*PROBLEM DETAILS*
Work out how many lines of the listing hold the string "Februar". Answer with that number alone.

*Data entries*
════════

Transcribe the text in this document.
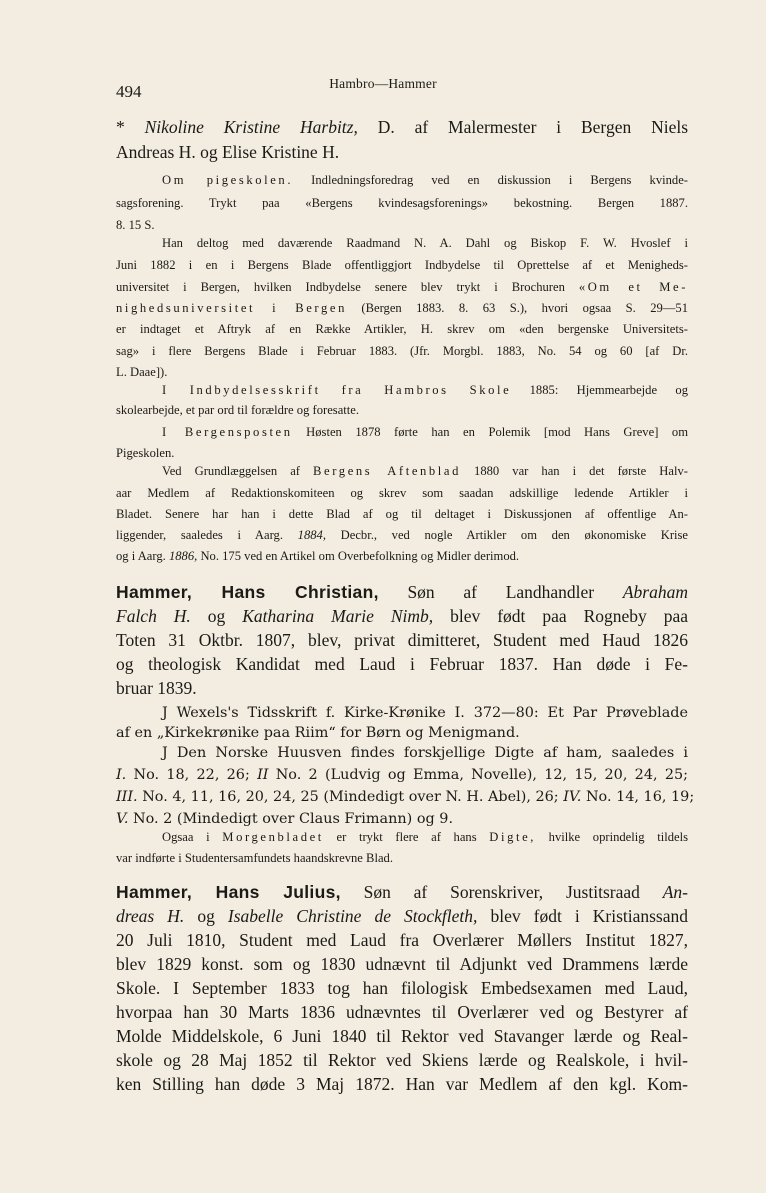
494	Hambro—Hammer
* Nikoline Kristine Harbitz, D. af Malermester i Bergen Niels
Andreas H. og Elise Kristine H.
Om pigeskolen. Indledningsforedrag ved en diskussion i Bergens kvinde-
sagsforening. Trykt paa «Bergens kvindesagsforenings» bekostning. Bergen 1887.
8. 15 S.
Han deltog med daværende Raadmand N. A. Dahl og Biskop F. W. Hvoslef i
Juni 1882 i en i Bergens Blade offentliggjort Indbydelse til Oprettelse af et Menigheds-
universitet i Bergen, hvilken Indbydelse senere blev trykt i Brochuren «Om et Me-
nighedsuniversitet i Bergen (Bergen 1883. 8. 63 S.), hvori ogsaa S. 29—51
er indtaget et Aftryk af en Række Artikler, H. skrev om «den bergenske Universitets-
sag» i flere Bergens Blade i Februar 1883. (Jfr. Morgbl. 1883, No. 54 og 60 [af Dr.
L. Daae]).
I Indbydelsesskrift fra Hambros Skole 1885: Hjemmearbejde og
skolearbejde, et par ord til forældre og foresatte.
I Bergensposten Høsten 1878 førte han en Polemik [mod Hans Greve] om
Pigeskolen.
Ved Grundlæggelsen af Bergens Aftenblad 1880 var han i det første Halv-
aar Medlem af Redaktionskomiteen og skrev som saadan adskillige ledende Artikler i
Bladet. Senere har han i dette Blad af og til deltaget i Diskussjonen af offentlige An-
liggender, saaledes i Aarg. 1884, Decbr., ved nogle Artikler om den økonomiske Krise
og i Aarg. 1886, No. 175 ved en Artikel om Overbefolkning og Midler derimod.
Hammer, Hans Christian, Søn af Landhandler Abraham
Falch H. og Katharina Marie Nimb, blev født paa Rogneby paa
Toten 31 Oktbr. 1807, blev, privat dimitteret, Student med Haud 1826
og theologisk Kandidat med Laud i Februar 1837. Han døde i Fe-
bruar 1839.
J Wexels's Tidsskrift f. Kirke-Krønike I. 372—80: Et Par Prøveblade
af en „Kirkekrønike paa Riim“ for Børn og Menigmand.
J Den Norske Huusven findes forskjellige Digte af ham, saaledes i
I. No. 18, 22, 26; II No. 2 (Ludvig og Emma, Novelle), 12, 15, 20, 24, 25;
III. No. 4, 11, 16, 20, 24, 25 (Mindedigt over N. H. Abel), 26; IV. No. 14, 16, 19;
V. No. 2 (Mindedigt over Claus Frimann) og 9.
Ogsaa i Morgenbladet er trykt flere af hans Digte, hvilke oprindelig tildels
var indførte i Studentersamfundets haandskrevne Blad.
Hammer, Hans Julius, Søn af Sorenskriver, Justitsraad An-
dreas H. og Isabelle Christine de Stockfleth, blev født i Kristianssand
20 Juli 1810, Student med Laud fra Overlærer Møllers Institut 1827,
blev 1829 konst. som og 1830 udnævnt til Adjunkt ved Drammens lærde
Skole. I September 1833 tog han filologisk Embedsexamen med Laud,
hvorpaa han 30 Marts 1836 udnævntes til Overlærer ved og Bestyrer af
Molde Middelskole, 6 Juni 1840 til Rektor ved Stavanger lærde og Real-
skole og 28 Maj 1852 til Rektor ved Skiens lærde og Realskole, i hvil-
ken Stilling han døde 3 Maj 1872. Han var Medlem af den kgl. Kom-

════════

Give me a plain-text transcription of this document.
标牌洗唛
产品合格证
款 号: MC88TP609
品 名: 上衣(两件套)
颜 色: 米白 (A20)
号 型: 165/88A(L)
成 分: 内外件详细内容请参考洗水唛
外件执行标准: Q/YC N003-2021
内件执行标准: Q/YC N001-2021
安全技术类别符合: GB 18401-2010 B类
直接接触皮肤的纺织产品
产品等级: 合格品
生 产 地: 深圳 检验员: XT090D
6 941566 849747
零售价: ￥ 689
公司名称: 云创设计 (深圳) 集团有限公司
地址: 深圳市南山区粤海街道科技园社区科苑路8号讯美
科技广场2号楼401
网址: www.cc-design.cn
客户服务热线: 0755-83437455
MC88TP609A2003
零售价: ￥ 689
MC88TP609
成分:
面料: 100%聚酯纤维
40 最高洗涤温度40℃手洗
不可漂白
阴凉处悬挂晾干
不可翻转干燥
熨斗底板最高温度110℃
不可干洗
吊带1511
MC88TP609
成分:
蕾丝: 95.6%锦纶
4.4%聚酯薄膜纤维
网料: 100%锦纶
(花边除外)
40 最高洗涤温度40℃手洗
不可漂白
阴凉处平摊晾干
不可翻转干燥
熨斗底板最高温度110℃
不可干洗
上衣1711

════════

*ANSWER TO THIS PROBLEM*
2